--- STATED PROBLEM ---
How many lines of the records hold the string "pozycji"? Reply with the number alone.

--- RECORD SET ---

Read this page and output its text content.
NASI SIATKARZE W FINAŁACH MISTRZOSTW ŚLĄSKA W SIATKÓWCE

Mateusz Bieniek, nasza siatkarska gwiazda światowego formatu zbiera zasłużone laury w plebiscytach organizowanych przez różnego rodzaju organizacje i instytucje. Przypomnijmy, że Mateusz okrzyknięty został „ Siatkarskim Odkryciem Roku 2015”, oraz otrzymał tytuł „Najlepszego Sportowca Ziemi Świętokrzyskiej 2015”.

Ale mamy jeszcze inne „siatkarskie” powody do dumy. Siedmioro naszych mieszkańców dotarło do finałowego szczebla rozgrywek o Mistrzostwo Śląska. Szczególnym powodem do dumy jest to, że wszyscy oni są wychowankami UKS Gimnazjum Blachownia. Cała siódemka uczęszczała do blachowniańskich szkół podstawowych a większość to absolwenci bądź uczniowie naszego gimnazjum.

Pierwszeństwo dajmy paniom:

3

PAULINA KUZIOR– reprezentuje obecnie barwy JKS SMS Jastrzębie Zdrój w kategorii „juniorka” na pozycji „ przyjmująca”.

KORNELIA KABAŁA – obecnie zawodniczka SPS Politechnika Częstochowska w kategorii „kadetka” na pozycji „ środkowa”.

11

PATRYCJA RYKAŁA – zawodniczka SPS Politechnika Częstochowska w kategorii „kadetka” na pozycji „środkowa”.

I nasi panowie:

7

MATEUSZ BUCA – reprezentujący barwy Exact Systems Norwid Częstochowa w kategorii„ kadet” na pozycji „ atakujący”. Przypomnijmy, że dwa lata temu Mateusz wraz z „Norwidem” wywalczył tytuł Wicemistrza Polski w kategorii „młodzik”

---

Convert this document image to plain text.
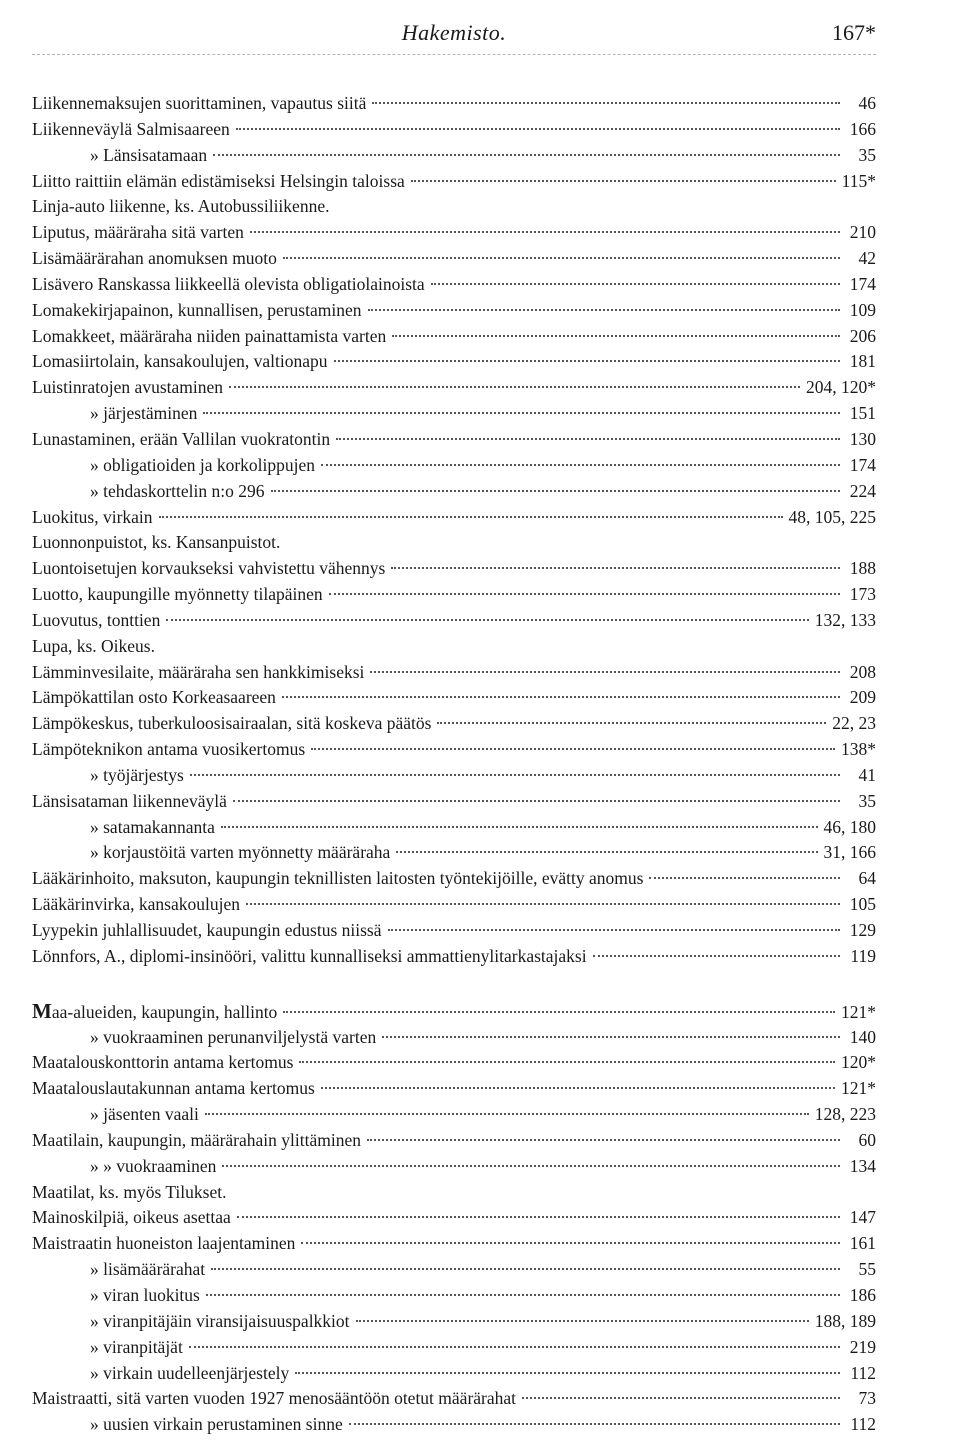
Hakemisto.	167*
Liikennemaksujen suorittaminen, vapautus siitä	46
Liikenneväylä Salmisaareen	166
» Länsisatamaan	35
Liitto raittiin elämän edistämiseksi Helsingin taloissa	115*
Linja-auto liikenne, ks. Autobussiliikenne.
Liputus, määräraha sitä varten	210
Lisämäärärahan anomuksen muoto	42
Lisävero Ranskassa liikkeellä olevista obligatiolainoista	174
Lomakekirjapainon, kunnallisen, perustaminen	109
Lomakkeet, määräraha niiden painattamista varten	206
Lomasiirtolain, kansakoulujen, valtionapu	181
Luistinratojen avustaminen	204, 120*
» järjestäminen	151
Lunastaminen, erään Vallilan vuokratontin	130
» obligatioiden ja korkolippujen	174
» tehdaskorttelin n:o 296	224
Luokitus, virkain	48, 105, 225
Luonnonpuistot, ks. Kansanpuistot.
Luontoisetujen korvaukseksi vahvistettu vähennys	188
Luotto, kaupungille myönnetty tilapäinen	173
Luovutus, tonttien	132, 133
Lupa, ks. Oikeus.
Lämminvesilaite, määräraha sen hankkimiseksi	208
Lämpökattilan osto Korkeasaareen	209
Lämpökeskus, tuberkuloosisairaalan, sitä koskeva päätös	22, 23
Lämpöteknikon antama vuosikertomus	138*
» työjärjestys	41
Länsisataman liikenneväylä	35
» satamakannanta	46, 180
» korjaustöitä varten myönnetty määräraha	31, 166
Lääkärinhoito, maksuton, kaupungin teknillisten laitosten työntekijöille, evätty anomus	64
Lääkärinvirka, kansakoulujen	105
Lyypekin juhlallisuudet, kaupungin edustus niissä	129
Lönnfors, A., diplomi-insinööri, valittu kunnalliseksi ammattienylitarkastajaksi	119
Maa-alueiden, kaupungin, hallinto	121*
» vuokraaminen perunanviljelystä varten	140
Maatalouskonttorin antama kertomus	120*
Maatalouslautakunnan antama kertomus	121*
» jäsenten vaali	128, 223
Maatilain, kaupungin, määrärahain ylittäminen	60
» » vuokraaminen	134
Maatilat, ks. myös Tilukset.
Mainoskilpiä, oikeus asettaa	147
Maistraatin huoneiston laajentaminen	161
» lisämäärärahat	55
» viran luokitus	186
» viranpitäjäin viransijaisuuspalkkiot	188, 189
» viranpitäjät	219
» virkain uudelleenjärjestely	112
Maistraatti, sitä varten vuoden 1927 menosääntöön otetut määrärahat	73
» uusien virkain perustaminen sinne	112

--- COMPLETED TASK ---
4